— start Extracted data —

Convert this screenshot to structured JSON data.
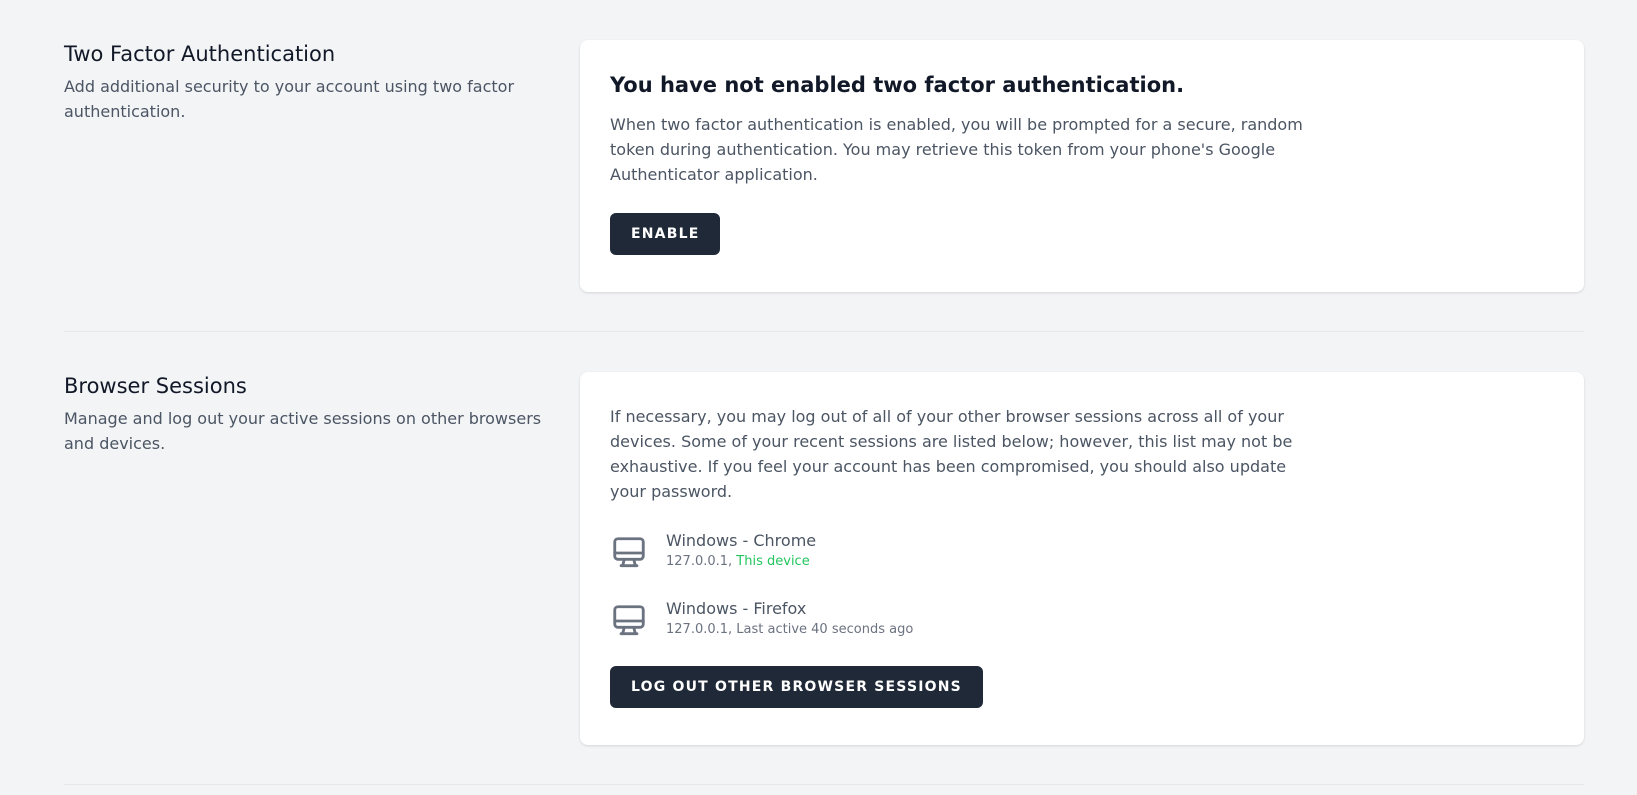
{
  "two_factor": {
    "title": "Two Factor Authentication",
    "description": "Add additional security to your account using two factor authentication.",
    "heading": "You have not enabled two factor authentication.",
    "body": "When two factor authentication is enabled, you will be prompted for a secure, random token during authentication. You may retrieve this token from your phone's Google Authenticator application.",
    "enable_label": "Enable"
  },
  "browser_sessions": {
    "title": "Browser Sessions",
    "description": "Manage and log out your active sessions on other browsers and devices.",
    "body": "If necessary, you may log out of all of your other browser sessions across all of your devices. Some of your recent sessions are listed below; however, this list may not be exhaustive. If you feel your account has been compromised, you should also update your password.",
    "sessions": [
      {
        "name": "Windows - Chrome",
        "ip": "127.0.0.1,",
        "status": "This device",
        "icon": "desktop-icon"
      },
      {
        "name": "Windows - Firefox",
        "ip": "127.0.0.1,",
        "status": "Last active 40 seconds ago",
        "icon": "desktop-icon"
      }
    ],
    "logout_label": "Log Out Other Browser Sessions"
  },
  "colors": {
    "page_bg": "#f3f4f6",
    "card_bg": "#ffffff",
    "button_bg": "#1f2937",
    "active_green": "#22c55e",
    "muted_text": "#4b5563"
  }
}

— end Extracted data —

- **Given task**
Quote the records in full and exactly; skip any image.

- **Exercise output**
Convert this screenshot to structured JSON data.
{
  "two_factor": {
    "title": "Two Factor Authentication",
    "description": "Add additional security to your account using two factor authentication.",
    "heading": "You have not enabled two factor authentication.",
    "body": "When two factor authentication is enabled, you will be prompted for a secure, random token during authentication. You may retrieve this token from your phone's Google Authenticator application.",
    "enable_label": "Enable"
  },
  "browser_sessions": {
    "title": "Browser Sessions",
    "description": "Manage and log out your active sessions on other browsers and devices.",
    "body": "If necessary, you may log out of all of your other browser sessions across all of your devices. Some of your recent sessions are listed below; however, this list may not be exhaustive. If you feel your account has been compromised, you should also update your password.",
    "sessions": [
      {
        "name": "Windows - Chrome",
        "ip": "127.0.0.1,",
        "status": "This device",
        "icon": "desktop-icon"
      },
      {
        "name": "Windows - Firefox",
        "ip": "127.0.0.1,",
        "status": "Last active 40 seconds ago",
        "icon": "desktop-icon"
      }
    ],
    "logout_label": "Log Out Other Browser Sessions"
  },
  "colors": {
    "page_bg": "#f3f4f6",
    "card_bg": "#ffffff",
    "button_bg": "#1f2937",
    "active_green": "#22c55e",
    "muted_text": "#4b5563"
  }
}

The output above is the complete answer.